The garden tour begins at 11:00. That gives me a good hour to kill.
The entrance is decorated with the white Corinthian columns and red-tiled roof one might expect from a Roman Villa. Less expected, but more interesting are the painted ceilings: red roses, yellow daisies, and white lilies floating within a pale blue circle. These pastel colors and painted ceilings will become a theme. The so-called "dining room" has cornucopias and grapes, while the ordinary walkways boast blue panels with yellow flowers.
|Corinthian Columns and Yellow Flowered Ceiling|
I step inside. My map informs me that this is the atrium, the main public room in a Roman house. A man informs me that food and drinks are strictly prohibited. I stare at the black and white mosaic floors and the lion heads surrounding a skylight, or compluvium, as my map calls it. There's an impluvium, or sunken fountain, just underneath the skylight, to collect rainwater. On an ordinary day, the sound of trickling would soothe a tourist. Except that California's in the middle of a drought and the fountain's been drained to conserve water. Still, the black statues at each corner of the basin are kind of cool.
I had planned to stride from room to room, as leisurely as any Roman Emperor, but unfortunately, my time is cut short when my camera dies and I have to beg my aunt's phone as a replacement. I glance at a few displays, while furtively checking my cell phone clock every few minutes.
|Creepy Bust of a Young Girl|
There's a creepy bust of a young girl. Her skin and hair are waxy black, and her thin tight curls remind me of pencil shavings, too fine and rigid to ever have been hair. Her eyes are white and inlaid with glass. They stare out in horror, as though her soul has been cursed to reside forever in this prison.
So I'm a bit of a mess. I've come as a scholar, and I'm trying to juggle a yellow notepad, a pen, a camera phone, and a portable listening device. The little green box clips to my pants. A plug-in earpiece amplifies the voice of the tour guide, so she doesn't have to shout and we don't have to crowd around her.
California has a Mediterranean climate, she tells us, which means that plants that grow in Greece and Italy, will grow just as well here. As we walk through the herb garden, she proceeds to throw out the names of the trees: olive, fig, plum, pomegranate, peach, pear, and citron. (The citrone currently looks like an avocado and smells like a cucumber but will one day resemble an orange and lemon mix.) I'd like her to tell us more than just names. I know that olives were sacred to the goddess Athena and important as a food and fuel source, and I know that pomegranates played an important role in the myth of Persepone's abduction. I'd like to hear stories like that.

---------------

**THE EXERCISE:**
According to the Roman villa passage above, why is the impluvium in the atrium empty?

**EXCERPTED DATA:**

---------------

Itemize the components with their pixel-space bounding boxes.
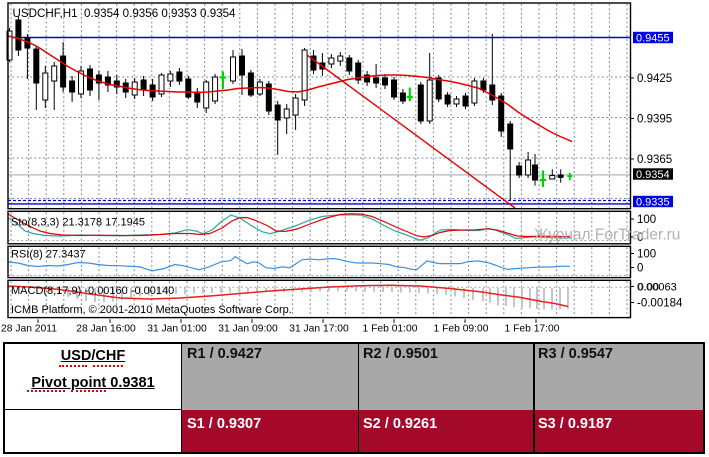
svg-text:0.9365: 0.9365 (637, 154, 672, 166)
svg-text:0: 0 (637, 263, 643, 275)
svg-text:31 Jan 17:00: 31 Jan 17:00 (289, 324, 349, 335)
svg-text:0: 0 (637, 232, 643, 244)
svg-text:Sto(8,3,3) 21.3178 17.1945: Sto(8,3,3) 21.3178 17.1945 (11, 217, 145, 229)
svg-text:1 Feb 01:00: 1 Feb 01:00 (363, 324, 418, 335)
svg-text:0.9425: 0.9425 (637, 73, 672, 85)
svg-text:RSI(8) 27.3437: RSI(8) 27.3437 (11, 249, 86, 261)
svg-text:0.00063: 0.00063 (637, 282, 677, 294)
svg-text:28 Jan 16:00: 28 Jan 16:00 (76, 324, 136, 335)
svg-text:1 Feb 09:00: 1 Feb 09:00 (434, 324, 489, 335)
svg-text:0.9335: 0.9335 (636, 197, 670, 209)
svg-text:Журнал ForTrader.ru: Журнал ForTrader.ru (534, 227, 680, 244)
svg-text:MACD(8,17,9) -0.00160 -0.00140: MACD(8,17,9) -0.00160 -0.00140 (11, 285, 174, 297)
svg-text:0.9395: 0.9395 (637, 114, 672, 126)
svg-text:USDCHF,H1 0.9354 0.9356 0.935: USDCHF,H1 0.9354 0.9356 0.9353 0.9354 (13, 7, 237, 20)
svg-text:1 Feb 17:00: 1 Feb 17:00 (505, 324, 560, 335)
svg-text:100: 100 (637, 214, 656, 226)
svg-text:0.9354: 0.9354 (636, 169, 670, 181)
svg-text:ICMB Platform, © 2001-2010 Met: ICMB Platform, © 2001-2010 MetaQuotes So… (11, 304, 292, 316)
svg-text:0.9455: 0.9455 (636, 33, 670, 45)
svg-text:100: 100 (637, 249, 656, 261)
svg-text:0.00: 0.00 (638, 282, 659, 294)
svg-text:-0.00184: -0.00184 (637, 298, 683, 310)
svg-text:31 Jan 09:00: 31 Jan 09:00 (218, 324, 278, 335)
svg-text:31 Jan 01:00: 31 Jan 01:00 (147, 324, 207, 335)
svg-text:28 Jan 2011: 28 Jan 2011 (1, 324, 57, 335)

---------------

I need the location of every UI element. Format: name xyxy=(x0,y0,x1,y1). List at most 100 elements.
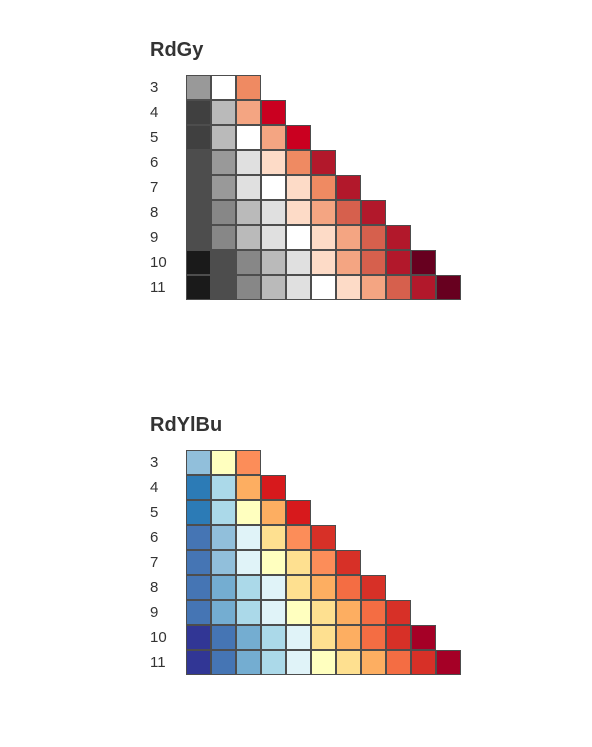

---------------

**RESPONSE TO THE TASK:**
It was drained to conserve water because California is in the middle of a drought.